Goal
The entries below contain pictures. Retype everything except those pictures, exactly as given.

[Extracted records]
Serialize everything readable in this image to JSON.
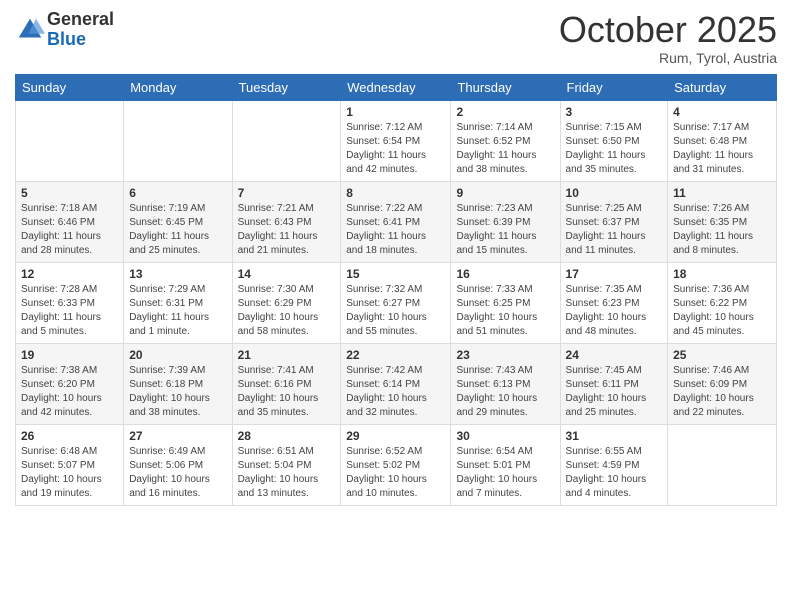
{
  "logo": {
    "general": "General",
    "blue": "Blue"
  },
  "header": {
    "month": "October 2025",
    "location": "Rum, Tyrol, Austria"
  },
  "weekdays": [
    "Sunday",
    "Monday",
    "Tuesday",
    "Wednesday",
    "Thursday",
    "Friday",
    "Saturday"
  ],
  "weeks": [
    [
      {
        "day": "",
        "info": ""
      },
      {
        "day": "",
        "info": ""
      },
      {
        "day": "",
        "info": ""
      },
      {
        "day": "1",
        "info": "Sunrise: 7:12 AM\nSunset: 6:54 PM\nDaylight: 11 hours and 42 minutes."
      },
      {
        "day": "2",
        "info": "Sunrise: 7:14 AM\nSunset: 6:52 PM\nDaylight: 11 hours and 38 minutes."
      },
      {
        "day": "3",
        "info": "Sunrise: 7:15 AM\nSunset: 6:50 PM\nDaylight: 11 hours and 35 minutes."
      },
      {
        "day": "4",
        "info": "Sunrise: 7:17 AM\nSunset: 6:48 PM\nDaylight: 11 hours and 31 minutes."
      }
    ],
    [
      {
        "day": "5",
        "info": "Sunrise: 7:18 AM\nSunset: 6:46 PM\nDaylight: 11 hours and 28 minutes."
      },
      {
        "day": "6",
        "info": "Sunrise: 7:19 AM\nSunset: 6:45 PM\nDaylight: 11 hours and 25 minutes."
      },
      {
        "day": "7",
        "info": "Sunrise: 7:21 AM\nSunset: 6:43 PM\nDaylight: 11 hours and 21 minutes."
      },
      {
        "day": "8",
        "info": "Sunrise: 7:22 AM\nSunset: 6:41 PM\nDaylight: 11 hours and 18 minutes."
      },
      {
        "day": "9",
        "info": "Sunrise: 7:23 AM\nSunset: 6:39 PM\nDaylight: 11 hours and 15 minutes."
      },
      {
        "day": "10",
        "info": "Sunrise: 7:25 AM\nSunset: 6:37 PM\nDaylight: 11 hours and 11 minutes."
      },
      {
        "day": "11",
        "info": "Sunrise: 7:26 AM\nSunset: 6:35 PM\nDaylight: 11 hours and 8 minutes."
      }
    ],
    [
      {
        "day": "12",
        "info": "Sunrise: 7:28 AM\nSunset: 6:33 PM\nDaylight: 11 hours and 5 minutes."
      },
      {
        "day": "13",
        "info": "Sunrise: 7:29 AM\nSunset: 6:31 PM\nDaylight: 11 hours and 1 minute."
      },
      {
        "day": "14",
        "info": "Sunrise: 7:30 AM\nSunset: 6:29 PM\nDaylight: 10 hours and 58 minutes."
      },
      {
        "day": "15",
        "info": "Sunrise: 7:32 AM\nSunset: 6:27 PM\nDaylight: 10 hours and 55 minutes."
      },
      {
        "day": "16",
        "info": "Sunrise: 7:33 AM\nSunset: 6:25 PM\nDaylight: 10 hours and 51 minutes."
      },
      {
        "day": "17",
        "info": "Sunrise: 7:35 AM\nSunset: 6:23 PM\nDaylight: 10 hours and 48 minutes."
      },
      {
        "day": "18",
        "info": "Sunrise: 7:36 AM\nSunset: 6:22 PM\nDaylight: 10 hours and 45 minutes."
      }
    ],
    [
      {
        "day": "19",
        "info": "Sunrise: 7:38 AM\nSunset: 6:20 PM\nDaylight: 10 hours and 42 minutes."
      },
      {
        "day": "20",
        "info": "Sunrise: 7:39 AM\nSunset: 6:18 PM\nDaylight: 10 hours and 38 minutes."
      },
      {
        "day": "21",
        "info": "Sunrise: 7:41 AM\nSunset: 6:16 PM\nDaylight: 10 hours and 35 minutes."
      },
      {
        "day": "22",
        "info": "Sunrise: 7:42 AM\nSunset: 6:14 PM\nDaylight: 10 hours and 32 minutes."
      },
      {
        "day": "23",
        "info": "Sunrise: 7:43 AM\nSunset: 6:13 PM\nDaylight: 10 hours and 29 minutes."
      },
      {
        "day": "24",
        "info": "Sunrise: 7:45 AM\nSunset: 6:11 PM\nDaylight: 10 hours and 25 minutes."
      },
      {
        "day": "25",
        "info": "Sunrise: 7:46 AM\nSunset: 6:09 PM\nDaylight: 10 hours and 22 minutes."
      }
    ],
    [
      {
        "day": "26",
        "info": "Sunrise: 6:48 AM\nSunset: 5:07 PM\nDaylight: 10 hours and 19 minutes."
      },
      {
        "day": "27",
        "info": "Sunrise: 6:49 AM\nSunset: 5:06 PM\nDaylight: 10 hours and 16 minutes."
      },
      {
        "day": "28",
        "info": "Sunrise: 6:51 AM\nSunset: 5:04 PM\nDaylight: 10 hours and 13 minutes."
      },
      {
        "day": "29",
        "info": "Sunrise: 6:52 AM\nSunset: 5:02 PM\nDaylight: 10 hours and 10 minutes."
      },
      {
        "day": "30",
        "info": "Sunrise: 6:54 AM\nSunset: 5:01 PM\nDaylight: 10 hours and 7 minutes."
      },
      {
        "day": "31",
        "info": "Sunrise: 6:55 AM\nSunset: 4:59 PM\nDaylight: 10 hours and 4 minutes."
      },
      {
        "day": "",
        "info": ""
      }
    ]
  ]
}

The completed task
Serialize everything readable in this image to JSON.
{
  "logo": {
    "general": "General",
    "blue": "Blue"
  },
  "header": {
    "month": "October 2025",
    "location": "Rum, Tyrol, Austria"
  },
  "weekdays": [
    "Sunday",
    "Monday",
    "Tuesday",
    "Wednesday",
    "Thursday",
    "Friday",
    "Saturday"
  ],
  "weeks": [
    [
      {
        "day": "",
        "info": ""
      },
      {
        "day": "",
        "info": ""
      },
      {
        "day": "",
        "info": ""
      },
      {
        "day": "1",
        "info": "Sunrise: 7:12 AM\nSunset: 6:54 PM\nDaylight: 11 hours and 42 minutes."
      },
      {
        "day": "2",
        "info": "Sunrise: 7:14 AM\nSunset: 6:52 PM\nDaylight: 11 hours and 38 minutes."
      },
      {
        "day": "3",
        "info": "Sunrise: 7:15 AM\nSunset: 6:50 PM\nDaylight: 11 hours and 35 minutes."
      },
      {
        "day": "4",
        "info": "Sunrise: 7:17 AM\nSunset: 6:48 PM\nDaylight: 11 hours and 31 minutes."
      }
    ],
    [
      {
        "day": "5",
        "info": "Sunrise: 7:18 AM\nSunset: 6:46 PM\nDaylight: 11 hours and 28 minutes."
      },
      {
        "day": "6",
        "info": "Sunrise: 7:19 AM\nSunset: 6:45 PM\nDaylight: 11 hours and 25 minutes."
      },
      {
        "day": "7",
        "info": "Sunrise: 7:21 AM\nSunset: 6:43 PM\nDaylight: 11 hours and 21 minutes."
      },
      {
        "day": "8",
        "info": "Sunrise: 7:22 AM\nSunset: 6:41 PM\nDaylight: 11 hours and 18 minutes."
      },
      {
        "day": "9",
        "info": "Sunrise: 7:23 AM\nSunset: 6:39 PM\nDaylight: 11 hours and 15 minutes."
      },
      {
        "day": "10",
        "info": "Sunrise: 7:25 AM\nSunset: 6:37 PM\nDaylight: 11 hours and 11 minutes."
      },
      {
        "day": "11",
        "info": "Sunrise: 7:26 AM\nSunset: 6:35 PM\nDaylight: 11 hours and 8 minutes."
      }
    ],
    [
      {
        "day": "12",
        "info": "Sunrise: 7:28 AM\nSunset: 6:33 PM\nDaylight: 11 hours and 5 minutes."
      },
      {
        "day": "13",
        "info": "Sunrise: 7:29 AM\nSunset: 6:31 PM\nDaylight: 11 hours and 1 minute."
      },
      {
        "day": "14",
        "info": "Sunrise: 7:30 AM\nSunset: 6:29 PM\nDaylight: 10 hours and 58 minutes."
      },
      {
        "day": "15",
        "info": "Sunrise: 7:32 AM\nSunset: 6:27 PM\nDaylight: 10 hours and 55 minutes."
      },
      {
        "day": "16",
        "info": "Sunrise: 7:33 AM\nSunset: 6:25 PM\nDaylight: 10 hours and 51 minutes."
      },
      {
        "day": "17",
        "info": "Sunrise: 7:35 AM\nSunset: 6:23 PM\nDaylight: 10 hours and 48 minutes."
      },
      {
        "day": "18",
        "info": "Sunrise: 7:36 AM\nSunset: 6:22 PM\nDaylight: 10 hours and 45 minutes."
      }
    ],
    [
      {
        "day": "19",
        "info": "Sunrise: 7:38 AM\nSunset: 6:20 PM\nDaylight: 10 hours and 42 minutes."
      },
      {
        "day": "20",
        "info": "Sunrise: 7:39 AM\nSunset: 6:18 PM\nDaylight: 10 hours and 38 minutes."
      },
      {
        "day": "21",
        "info": "Sunrise: 7:41 AM\nSunset: 6:16 PM\nDaylight: 10 hours and 35 minutes."
      },
      {
        "day": "22",
        "info": "Sunrise: 7:42 AM\nSunset: 6:14 PM\nDaylight: 10 hours and 32 minutes."
      },
      {
        "day": "23",
        "info": "Sunrise: 7:43 AM\nSunset: 6:13 PM\nDaylight: 10 hours and 29 minutes."
      },
      {
        "day": "24",
        "info": "Sunrise: 7:45 AM\nSunset: 6:11 PM\nDaylight: 10 hours and 25 minutes."
      },
      {
        "day": "25",
        "info": "Sunrise: 7:46 AM\nSunset: 6:09 PM\nDaylight: 10 hours and 22 minutes."
      }
    ],
    [
      {
        "day": "26",
        "info": "Sunrise: 6:48 AM\nSunset: 5:07 PM\nDaylight: 10 hours and 19 minutes."
      },
      {
        "day": "27",
        "info": "Sunrise: 6:49 AM\nSunset: 5:06 PM\nDaylight: 10 hours and 16 minutes."
      },
      {
        "day": "28",
        "info": "Sunrise: 6:51 AM\nSunset: 5:04 PM\nDaylight: 10 hours and 13 minutes."
      },
      {
        "day": "29",
        "info": "Sunrise: 6:52 AM\nSunset: 5:02 PM\nDaylight: 10 hours and 10 minutes."
      },
      {
        "day": "30",
        "info": "Sunrise: 6:54 AM\nSunset: 5:01 PM\nDaylight: 10 hours and 7 minutes."
      },
      {
        "day": "31",
        "info": "Sunrise: 6:55 AM\nSunset: 4:59 PM\nDaylight: 10 hours and 4 minutes."
      },
      {
        "day": "",
        "info": ""
      }
    ]
  ]
}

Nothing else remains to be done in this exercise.